* AIM OF THE TASK *
Gather each line in the entries that includes the string "успеха".
==================================================
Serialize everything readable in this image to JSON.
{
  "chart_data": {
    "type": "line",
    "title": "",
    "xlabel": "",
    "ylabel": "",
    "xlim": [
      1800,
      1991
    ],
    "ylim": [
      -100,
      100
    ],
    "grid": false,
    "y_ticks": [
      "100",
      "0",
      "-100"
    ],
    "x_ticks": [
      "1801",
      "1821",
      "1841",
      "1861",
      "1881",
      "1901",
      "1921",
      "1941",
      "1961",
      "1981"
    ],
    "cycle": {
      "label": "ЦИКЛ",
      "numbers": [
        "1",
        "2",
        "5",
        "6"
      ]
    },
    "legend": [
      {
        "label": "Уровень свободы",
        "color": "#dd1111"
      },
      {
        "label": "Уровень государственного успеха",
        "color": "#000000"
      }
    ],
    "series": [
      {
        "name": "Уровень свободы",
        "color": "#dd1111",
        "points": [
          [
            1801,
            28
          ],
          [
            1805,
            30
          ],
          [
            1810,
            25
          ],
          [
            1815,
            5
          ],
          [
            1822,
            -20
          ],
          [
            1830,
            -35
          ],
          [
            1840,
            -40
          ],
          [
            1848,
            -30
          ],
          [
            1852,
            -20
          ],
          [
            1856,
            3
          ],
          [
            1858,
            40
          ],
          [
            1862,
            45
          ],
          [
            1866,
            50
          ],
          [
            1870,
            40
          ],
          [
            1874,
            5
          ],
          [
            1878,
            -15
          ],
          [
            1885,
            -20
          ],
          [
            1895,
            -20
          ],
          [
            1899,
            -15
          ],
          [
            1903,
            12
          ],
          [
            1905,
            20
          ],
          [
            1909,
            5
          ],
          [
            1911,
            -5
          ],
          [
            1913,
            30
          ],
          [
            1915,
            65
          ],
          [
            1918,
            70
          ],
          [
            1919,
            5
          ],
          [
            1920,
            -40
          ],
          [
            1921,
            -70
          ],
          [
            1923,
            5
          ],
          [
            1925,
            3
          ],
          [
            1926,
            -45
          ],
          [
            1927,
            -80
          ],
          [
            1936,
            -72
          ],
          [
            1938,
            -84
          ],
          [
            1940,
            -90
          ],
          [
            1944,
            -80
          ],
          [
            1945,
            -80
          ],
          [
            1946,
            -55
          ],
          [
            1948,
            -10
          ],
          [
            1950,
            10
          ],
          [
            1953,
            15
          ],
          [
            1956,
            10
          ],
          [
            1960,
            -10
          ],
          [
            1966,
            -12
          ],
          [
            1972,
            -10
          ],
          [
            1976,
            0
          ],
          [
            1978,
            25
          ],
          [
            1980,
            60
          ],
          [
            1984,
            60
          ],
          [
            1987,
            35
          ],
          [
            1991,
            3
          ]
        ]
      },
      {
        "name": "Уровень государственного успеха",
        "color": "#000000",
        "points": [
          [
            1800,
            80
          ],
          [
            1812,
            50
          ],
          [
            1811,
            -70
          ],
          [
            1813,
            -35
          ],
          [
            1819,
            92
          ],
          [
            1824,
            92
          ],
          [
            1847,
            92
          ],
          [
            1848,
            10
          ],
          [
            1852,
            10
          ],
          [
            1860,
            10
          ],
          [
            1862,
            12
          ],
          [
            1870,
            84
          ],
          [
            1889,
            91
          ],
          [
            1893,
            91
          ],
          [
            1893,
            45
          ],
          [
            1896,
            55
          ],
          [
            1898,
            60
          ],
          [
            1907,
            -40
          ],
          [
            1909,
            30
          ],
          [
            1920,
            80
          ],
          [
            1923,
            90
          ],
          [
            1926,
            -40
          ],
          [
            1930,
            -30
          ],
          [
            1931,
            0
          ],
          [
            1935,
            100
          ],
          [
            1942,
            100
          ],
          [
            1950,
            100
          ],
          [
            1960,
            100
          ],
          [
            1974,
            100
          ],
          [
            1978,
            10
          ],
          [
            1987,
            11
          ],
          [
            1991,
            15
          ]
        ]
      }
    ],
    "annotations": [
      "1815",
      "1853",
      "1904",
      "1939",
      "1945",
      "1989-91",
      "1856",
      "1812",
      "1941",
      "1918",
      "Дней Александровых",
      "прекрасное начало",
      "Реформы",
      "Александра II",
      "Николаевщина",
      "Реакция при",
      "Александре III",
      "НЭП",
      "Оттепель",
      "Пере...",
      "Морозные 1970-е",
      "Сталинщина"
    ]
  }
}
==================================================
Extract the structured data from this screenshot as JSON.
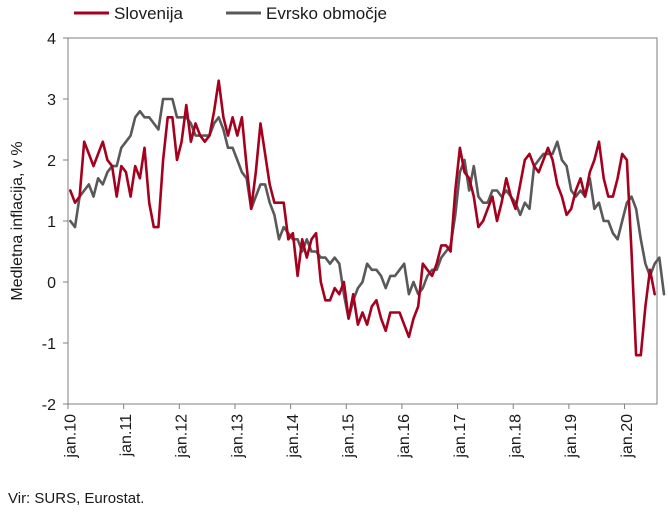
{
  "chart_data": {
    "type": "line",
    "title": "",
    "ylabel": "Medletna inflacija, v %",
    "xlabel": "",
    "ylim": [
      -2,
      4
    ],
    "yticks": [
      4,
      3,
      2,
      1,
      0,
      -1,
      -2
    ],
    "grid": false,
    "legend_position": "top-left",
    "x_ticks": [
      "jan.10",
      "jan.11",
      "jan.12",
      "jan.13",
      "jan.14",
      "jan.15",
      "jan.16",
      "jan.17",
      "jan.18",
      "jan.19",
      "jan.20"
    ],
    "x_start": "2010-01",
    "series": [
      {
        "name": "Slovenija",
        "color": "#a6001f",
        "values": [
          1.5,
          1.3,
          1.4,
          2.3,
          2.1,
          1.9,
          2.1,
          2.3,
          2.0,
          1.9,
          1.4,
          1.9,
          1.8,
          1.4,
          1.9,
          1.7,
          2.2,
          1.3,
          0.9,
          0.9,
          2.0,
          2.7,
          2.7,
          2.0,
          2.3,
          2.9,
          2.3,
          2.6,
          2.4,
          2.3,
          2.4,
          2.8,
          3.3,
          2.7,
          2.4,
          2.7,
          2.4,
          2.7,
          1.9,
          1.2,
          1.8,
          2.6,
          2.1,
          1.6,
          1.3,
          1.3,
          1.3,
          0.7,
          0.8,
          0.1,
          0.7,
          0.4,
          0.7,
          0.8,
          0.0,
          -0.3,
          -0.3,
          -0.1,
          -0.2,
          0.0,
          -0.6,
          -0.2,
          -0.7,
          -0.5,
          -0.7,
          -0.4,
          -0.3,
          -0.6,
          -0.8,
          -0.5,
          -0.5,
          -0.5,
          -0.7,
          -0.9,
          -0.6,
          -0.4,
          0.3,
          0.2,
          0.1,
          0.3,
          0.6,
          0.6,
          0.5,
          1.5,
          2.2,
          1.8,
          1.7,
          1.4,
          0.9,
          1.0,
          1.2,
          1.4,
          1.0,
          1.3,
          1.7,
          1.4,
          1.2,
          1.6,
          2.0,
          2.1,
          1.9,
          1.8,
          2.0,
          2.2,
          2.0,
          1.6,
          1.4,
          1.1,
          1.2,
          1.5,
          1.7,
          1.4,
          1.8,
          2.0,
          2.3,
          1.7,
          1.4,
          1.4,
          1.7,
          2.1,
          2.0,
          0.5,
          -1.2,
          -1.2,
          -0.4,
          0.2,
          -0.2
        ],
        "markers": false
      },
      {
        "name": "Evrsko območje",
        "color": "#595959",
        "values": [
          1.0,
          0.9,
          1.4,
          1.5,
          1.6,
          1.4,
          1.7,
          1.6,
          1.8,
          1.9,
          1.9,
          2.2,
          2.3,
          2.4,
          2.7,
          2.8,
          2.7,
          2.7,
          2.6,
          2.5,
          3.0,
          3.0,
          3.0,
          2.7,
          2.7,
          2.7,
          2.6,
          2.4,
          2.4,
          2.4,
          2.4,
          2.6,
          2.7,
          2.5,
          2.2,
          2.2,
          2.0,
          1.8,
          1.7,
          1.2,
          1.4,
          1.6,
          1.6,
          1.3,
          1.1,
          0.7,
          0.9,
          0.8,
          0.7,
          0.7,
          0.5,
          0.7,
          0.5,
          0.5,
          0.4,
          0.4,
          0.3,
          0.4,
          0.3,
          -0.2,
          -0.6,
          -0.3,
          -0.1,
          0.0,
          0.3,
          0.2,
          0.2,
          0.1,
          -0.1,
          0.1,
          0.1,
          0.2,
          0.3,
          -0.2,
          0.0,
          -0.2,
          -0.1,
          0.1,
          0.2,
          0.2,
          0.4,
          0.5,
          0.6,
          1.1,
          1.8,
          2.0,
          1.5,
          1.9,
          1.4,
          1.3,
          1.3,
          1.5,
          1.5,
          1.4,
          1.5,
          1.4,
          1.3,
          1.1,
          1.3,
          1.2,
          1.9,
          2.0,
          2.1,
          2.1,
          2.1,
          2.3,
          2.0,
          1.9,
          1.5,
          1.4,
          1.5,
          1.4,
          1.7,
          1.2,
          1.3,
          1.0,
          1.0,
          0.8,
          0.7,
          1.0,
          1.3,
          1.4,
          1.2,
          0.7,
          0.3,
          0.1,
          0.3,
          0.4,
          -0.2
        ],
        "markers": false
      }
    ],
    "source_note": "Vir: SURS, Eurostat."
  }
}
==================================================
* TASK RESULT *
        "label": "Уровень государственного успеха",
        "name": "Уровень государственного успеха",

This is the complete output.